Transcribe the material verbatim in full; the pictures do not belong in the copy.

== Dataset records ==

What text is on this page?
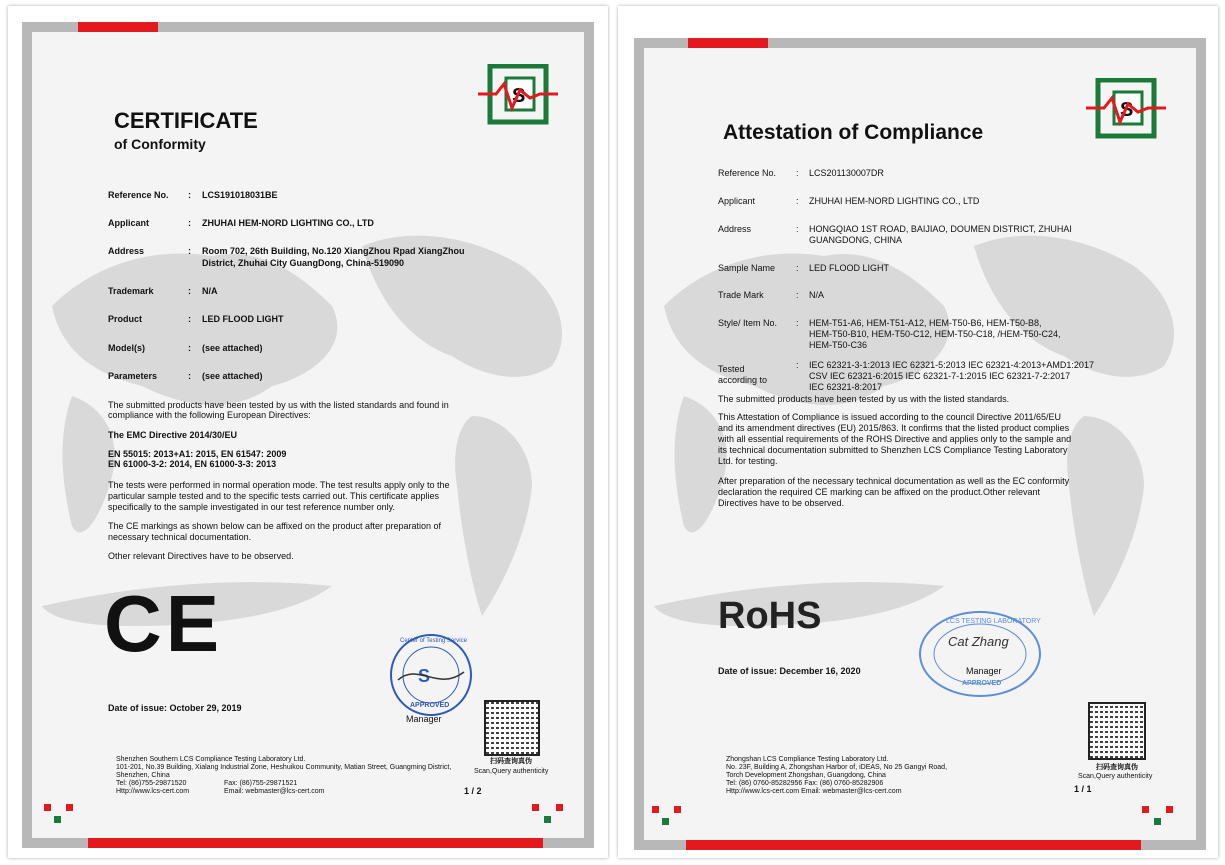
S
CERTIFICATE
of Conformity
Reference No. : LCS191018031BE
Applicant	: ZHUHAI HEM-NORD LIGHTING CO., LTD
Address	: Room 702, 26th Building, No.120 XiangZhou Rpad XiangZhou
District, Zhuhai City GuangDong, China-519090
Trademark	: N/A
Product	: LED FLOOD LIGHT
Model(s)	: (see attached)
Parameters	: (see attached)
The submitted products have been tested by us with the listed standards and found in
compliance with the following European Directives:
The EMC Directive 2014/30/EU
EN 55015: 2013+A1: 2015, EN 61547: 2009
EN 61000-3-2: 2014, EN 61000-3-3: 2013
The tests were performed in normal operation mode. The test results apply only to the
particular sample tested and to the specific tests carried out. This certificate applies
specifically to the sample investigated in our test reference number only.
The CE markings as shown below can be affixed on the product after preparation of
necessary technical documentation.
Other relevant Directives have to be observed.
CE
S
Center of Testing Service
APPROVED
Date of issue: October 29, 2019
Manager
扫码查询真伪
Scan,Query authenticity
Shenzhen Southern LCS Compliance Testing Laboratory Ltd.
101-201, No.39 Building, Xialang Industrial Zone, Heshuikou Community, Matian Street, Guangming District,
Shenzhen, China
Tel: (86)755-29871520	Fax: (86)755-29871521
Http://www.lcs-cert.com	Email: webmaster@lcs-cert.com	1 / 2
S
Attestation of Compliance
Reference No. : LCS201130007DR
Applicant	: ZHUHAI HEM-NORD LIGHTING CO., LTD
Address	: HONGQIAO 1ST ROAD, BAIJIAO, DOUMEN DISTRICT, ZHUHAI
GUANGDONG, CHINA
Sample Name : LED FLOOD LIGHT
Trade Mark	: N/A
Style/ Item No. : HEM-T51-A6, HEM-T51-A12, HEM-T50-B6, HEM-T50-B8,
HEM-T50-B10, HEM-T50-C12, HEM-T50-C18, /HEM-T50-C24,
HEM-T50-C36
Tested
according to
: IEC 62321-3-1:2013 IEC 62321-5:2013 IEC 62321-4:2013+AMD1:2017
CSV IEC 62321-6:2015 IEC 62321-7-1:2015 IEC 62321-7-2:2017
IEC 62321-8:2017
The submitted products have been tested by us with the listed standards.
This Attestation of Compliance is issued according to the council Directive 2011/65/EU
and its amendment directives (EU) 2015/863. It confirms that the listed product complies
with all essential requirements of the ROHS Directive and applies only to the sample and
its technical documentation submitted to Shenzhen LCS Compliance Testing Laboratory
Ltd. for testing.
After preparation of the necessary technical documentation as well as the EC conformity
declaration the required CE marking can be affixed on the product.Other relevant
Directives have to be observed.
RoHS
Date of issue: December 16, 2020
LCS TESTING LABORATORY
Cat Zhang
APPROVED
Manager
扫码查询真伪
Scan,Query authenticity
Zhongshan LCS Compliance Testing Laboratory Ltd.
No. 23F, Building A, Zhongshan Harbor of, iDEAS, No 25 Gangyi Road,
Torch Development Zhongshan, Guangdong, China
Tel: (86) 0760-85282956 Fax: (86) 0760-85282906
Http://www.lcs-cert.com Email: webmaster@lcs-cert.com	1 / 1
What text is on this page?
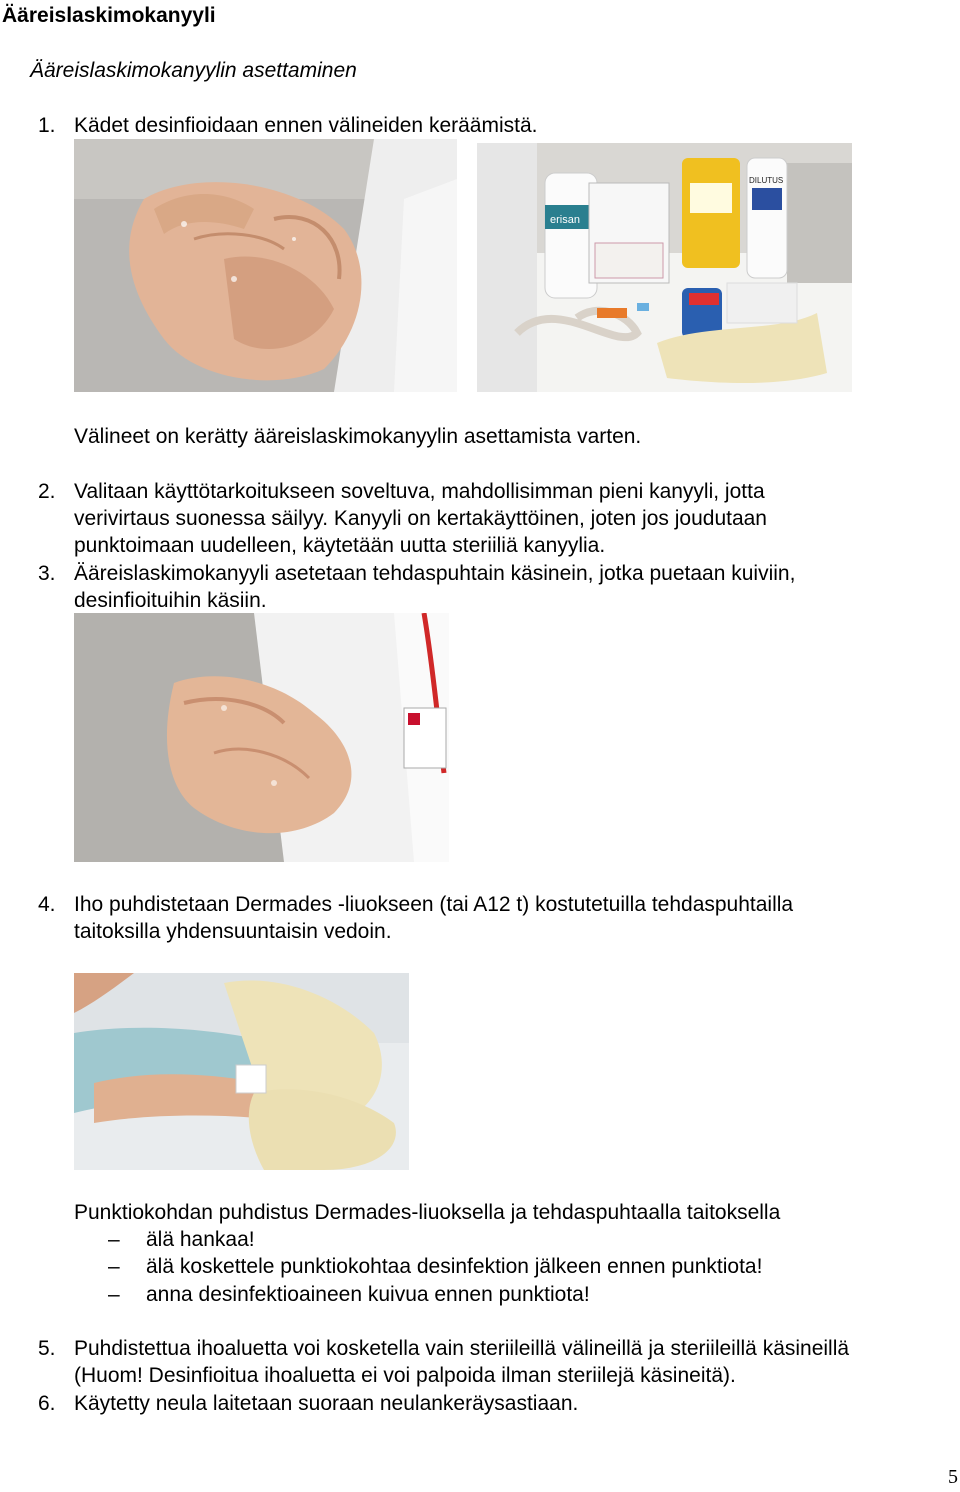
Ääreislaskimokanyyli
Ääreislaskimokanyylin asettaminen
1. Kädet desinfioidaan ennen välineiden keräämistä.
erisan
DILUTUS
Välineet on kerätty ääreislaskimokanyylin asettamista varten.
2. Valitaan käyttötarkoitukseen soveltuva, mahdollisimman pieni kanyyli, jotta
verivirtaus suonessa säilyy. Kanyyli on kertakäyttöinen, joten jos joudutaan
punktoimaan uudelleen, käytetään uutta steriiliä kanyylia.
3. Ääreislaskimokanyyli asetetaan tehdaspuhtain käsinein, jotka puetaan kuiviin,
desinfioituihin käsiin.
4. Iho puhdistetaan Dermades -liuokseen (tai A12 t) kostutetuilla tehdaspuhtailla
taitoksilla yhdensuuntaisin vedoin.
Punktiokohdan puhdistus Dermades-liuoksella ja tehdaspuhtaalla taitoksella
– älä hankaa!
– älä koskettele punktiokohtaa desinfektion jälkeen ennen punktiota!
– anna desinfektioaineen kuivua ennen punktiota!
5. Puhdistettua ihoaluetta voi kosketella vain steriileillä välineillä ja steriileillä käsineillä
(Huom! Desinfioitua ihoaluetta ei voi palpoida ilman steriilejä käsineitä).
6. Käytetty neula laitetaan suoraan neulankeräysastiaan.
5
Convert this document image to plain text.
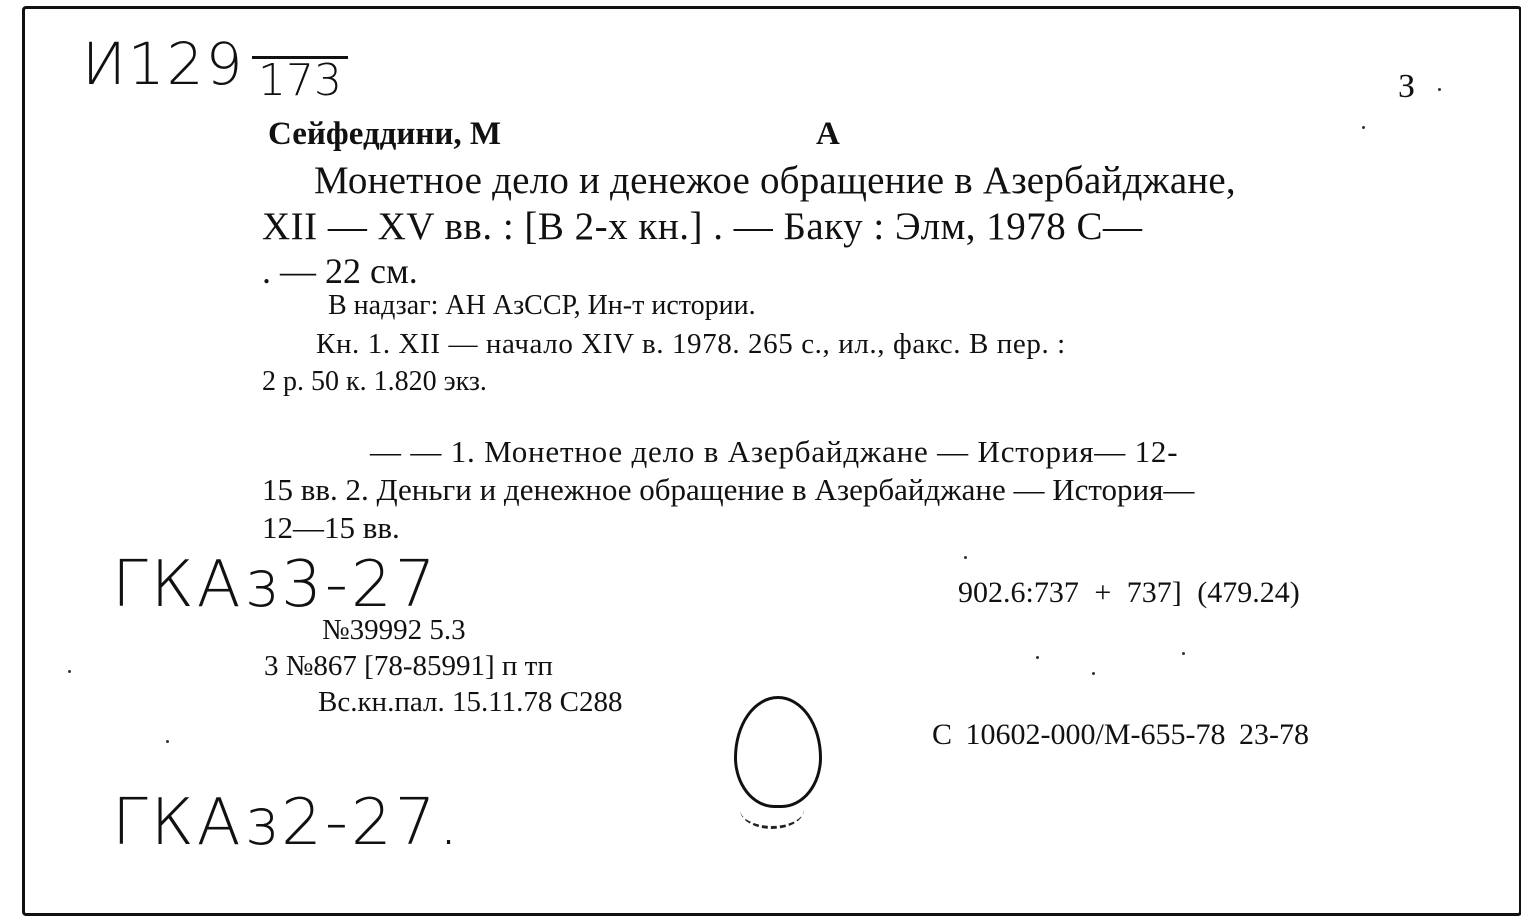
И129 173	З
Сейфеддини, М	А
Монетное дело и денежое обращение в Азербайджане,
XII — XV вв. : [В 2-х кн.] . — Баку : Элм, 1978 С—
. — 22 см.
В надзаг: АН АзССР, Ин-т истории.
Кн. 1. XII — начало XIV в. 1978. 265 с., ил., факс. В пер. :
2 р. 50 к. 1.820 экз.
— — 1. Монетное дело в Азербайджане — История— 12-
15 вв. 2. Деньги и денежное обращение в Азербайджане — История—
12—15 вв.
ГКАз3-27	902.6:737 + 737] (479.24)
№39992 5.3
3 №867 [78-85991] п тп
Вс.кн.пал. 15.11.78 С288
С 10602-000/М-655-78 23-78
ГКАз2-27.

===

**Solution to this problem:**
What text is on this page?
S
CERTIFICATE
of Conformity
Reference No. : LCS191018031BE
Applicant	: ZHUHAI HEM-NORD LIGHTING CO., LTD
Address	: Room 702, 26th Building, No.120 XiangZhou Rpad XiangZhou
District, Zhuhai City GuangDong, China-519090
Trademark	: N/A
Product	: LED FLOOD LIGHT
Model(s)	: (see attached)
Parameters	: (see attached)
The submitted products have been tested by us with the listed standards and found in
compliance with the following European Directives:
The EMC Directive 2014/30/EU
EN 55015: 2013+A1: 2015, EN 61547: 2009
EN 61000-3-2: 2014, EN 61000-3-3: 2013
The tests were performed in normal operation mode. The test results apply only to the
particular sample tested and to the specific tests carried out. This certificate applies
specifically to the sample investigated in our test reference number only.
The CE markings as shown below can be affixed on the product after preparation of
necessary technical documentation.
Other relevant Directives have to be observed.
CE
S
Center of Testing Service
APPROVED
Date of issue: October 29, 2019
Manager
扫码查询真伪
Scan,Query authenticity
Shenzhen Southern LCS Compliance Testing Laboratory Ltd.
101-201, No.39 Building, Xialang Industrial Zone, Heshuikou Community, Matian Street, Guangming District,
Shenzhen, China
Tel: (86)755-29871520	Fax: (86)755-29871521
Http://www.lcs-cert.com	Email: webmaster@lcs-cert.com	1 / 2
S
Attestation of Compliance
Reference No. : LCS201130007DR
Applicant	: ZHUHAI HEM-NORD LIGHTING CO., LTD
Address	: HONGQIAO 1ST ROAD, BAIJIAO, DOUMEN DISTRICT, ZHUHAI
GUANGDONG, CHINA
Sample Name : LED FLOOD LIGHT
Trade Mark	: N/A
Style/ Item No. : HEM-T51-A6, HEM-T51-A12, HEM-T50-B6, HEM-T50-B8,
HEM-T50-B10, HEM-T50-C12, HEM-T50-C18, /HEM-T50-C24,
HEM-T50-C36
Tested
according to
: IEC 62321-3-1:2013 IEC 62321-5:2013 IEC 62321-4:2013+AMD1:2017
CSV IEC 62321-6:2015 IEC 62321-7-1:2015 IEC 62321-7-2:2017
IEC 62321-8:2017
The submitted products have been tested by us with the listed standards.
This Attestation of Compliance is issued according to the council Directive 2011/65/EU
and its amendment directives (EU) 2015/863. It confirms that the listed product complies
with all essential requirements of the ROHS Directive and applies only to the sample and
its technical documentation submitted to Shenzhen LCS Compliance Testing Laboratory
Ltd. for testing.
After preparation of the necessary technical documentation as well as the EC conformity
declaration the required CE marking can be affixed on the product.Other relevant
Directives have to be observed.
RoHS
Date of issue: December 16, 2020
LCS TESTING LABORATORY
Cat Zhang
APPROVED
Manager
扫码查询真伪
Scan,Query authenticity
Zhongshan LCS Compliance Testing Laboratory Ltd.
No. 23F, Building A, Zhongshan Harbor of, iDEAS, No 25 Gangyi Road,
Torch Development Zhongshan, Guangdong, China
Tel: (86) 0760-85282956 Fax: (86) 0760-85282906
Http://www.lcs-cert.com Email: webmaster@lcs-cert.com	1 / 1
What text is on this page?
Ääreislaskimokanyyli
Ääreislaskimokanyylin asettaminen
1. Kädet desinfioidaan ennen välineiden keräämistä.
erisan
DILUTUS
Välineet on kerätty ääreislaskimokanyylin asettamista varten.
2. Valitaan käyttötarkoitukseen soveltuva, mahdollisimman pieni kanyyli, jotta
verivirtaus suonessa säilyy. Kanyyli on kertakäyttöinen, joten jos joudutaan
punktoimaan uudelleen, käytetään uutta steriiliä kanyylia.
3. Ääreislaskimokanyyli asetetaan tehdaspuhtain käsinein, jotka puetaan kuiviin,
desinfioituihin käsiin.
4. Iho puhdistetaan Dermades -liuokseen (tai A12 t) kostutetuilla tehdaspuhtailla
taitoksilla yhdensuuntaisin vedoin.
Punktiokohdan puhdistus Dermades-liuoksella ja tehdaspuhtaalla taitoksella
– älä hankaa!
– älä koskettele punktiokohtaa desinfektion jälkeen ennen punktiota!
– anna desinfektioaineen kuivua ennen punktiota!
5. Puhdistettua ihoaluetta voi kosketella vain steriileillä välineillä ja steriileillä käsineillä
(Huom! Desinfioitua ihoaluetta ei voi palpoida ilman steriilejä käsineitä).
6. Käytetty neula laitetaan suoraan neulankeräysastiaan.
5
Convert this document image to plain text.
И129 173	З
Сейфеддини, М	А
Монетное дело и денежое обращение в Азербайджане,
XII — XV вв. : [В 2-х кн.] . — Баку : Элм, 1978 С—
. — 22 см.
В надзаг: АН АзССР, Ин-т истории.
Кн. 1. XII — начало XIV в. 1978. 265 с., ил., факс. В пер. :
2 р. 50 к. 1.820 экз.
— — 1. Монетное дело в Азербайджане — История— 12-
15 вв. 2. Деньги и денежное обращение в Азербайджане — История—
12—15 вв.
ГКАз3-27	902.6:737 + 737] (479.24)
№39992 5.3
3 №867 [78-85991] п тп
Вс.кн.пал. 15.11.78 С288
С 10602-000/М-655-78 23-78
ГКАз2-27.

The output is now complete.